■ Exercise instructions
Copy each line of the records that contains the word "tank".

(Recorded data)
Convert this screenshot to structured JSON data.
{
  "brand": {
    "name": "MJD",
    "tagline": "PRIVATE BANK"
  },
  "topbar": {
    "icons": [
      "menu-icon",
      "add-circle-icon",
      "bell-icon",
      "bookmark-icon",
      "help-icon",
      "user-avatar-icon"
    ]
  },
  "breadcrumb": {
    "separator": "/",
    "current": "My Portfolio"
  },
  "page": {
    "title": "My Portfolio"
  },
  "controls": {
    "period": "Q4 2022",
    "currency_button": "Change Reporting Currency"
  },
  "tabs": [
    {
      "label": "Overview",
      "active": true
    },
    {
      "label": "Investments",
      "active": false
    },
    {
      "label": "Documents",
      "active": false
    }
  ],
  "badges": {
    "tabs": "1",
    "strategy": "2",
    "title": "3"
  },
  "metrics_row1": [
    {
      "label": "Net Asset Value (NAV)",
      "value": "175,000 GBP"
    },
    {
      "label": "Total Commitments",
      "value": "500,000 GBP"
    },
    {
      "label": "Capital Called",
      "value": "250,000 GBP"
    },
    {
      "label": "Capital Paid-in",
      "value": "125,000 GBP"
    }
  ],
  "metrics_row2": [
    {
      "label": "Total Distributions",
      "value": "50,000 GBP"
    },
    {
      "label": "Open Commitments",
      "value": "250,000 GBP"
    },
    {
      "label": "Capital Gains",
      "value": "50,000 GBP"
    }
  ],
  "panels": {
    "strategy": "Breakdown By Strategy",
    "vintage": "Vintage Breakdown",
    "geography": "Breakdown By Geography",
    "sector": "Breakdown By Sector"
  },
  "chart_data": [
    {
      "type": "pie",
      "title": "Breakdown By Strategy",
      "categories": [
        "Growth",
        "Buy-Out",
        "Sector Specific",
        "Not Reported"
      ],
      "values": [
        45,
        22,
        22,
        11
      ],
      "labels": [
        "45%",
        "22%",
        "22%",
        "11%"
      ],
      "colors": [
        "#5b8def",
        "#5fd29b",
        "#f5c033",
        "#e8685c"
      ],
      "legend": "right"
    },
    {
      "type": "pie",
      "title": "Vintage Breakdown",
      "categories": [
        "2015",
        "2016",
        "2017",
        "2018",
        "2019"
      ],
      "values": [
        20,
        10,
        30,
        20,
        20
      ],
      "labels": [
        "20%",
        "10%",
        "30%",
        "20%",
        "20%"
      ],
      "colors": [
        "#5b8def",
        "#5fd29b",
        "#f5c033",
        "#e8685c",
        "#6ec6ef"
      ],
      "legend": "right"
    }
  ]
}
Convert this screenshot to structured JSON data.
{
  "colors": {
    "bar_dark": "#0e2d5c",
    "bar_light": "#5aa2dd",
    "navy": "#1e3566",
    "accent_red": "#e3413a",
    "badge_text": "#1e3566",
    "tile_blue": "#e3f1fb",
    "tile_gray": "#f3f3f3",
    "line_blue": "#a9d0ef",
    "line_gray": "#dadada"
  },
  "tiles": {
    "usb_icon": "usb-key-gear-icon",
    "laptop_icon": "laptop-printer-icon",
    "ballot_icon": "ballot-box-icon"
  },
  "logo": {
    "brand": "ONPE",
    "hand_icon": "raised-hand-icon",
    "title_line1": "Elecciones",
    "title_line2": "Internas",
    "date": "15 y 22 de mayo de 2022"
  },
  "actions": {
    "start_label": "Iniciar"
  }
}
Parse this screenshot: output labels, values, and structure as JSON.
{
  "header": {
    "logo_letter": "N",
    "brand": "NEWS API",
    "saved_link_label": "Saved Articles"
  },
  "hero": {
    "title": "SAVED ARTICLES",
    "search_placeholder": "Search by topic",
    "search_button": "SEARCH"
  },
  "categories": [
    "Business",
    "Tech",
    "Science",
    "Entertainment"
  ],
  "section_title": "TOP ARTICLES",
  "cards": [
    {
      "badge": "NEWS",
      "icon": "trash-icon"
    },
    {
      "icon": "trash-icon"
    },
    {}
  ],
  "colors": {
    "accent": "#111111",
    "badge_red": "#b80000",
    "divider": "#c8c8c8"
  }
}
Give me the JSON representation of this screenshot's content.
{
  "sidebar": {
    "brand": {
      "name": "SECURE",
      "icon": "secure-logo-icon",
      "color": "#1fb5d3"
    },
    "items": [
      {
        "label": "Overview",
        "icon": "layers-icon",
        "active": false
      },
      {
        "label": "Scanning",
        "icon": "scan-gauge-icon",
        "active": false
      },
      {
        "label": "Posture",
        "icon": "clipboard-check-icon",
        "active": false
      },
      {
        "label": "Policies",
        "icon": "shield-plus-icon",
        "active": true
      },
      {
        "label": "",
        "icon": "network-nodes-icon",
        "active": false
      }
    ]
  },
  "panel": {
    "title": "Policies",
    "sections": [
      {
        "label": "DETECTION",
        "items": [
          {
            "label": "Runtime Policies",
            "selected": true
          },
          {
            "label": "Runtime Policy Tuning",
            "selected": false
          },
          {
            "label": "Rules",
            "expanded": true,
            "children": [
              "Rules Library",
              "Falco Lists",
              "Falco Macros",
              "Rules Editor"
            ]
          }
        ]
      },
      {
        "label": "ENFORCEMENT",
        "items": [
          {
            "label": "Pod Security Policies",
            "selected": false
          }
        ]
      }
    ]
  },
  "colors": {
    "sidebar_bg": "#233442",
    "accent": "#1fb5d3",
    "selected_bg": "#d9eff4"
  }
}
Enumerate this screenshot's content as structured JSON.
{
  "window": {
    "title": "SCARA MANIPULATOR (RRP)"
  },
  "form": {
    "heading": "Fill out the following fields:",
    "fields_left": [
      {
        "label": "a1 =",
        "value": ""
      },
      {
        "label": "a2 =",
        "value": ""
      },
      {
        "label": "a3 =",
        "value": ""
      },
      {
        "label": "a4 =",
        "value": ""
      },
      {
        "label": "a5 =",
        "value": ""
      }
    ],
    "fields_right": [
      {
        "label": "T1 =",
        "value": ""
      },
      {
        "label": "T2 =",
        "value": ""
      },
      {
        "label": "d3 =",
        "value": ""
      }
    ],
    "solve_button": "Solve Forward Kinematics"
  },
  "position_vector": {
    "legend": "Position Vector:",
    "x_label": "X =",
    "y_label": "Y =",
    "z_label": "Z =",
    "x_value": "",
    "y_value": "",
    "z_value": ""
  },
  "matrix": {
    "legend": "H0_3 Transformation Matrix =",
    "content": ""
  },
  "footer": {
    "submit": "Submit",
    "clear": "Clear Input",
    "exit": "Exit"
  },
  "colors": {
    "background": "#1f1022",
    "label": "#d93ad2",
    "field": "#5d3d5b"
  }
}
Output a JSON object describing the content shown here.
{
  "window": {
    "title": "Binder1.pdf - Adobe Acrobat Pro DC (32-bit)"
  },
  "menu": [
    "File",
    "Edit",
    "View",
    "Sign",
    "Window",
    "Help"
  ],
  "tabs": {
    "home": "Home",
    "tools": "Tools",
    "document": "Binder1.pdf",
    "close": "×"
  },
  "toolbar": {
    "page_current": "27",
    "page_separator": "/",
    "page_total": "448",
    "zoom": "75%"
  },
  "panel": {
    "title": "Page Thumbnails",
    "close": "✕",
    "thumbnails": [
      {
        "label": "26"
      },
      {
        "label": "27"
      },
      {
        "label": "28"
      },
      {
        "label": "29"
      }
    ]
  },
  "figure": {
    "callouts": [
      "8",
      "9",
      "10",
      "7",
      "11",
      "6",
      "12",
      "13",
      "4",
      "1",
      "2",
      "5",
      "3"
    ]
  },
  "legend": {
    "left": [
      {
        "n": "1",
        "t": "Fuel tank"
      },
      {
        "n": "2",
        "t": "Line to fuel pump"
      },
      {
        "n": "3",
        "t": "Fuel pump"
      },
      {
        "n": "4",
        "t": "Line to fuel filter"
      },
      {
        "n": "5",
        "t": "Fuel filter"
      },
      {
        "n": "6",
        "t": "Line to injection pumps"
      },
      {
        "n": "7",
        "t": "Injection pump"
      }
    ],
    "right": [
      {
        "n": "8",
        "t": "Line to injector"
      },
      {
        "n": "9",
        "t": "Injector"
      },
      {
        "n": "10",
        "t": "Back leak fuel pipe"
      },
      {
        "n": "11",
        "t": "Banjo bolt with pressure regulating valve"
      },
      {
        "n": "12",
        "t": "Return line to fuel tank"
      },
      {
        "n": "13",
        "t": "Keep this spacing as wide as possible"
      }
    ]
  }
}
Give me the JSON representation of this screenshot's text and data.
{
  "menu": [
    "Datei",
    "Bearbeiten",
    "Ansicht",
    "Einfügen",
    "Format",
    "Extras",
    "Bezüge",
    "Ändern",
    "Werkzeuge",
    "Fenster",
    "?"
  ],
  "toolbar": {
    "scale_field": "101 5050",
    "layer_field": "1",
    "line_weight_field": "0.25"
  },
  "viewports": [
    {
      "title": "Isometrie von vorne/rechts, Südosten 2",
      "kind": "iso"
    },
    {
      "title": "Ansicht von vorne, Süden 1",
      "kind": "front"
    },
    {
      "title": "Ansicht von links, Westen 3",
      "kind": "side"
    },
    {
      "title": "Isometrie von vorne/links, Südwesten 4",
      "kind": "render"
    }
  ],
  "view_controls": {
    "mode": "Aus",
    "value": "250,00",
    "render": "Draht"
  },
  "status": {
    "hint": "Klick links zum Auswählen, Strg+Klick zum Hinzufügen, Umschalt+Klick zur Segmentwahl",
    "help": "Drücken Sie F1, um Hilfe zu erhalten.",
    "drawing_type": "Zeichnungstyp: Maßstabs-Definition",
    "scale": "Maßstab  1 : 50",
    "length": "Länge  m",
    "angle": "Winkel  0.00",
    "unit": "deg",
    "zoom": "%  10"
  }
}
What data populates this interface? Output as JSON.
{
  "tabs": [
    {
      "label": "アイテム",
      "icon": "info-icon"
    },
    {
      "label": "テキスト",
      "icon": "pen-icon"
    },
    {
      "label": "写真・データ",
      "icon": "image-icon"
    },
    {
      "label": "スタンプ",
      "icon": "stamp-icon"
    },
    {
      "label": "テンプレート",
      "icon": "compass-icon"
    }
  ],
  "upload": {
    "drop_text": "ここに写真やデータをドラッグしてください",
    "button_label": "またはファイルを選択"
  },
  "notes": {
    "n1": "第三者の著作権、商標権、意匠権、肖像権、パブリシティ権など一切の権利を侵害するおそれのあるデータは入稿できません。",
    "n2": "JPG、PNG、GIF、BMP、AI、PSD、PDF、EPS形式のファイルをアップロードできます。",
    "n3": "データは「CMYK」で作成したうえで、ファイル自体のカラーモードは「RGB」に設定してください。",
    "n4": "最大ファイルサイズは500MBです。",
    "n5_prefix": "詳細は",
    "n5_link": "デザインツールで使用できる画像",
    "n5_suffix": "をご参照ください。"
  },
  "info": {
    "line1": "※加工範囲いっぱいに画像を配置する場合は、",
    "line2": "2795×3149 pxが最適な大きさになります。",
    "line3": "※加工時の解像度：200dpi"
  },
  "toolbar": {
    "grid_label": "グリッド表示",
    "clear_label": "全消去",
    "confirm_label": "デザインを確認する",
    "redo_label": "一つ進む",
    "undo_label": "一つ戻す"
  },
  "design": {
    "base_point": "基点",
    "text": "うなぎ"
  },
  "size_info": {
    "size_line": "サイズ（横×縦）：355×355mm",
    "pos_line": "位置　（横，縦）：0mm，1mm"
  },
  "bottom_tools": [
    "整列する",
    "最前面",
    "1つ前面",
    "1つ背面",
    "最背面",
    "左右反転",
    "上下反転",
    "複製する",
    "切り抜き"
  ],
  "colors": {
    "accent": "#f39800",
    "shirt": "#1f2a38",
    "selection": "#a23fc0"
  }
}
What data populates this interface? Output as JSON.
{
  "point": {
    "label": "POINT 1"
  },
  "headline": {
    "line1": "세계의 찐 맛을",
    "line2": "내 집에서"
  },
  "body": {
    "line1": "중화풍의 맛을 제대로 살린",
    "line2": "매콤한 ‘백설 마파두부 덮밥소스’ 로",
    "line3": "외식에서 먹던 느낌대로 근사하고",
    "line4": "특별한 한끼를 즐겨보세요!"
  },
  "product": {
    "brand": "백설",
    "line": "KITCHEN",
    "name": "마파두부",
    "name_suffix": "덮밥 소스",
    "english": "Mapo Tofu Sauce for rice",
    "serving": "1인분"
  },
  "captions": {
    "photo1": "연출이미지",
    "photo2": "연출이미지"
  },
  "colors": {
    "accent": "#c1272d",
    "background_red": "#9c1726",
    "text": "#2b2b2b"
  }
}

■ Completed exercise
        "t": "Fuel tank"
        "t": "Return line to fuel tank"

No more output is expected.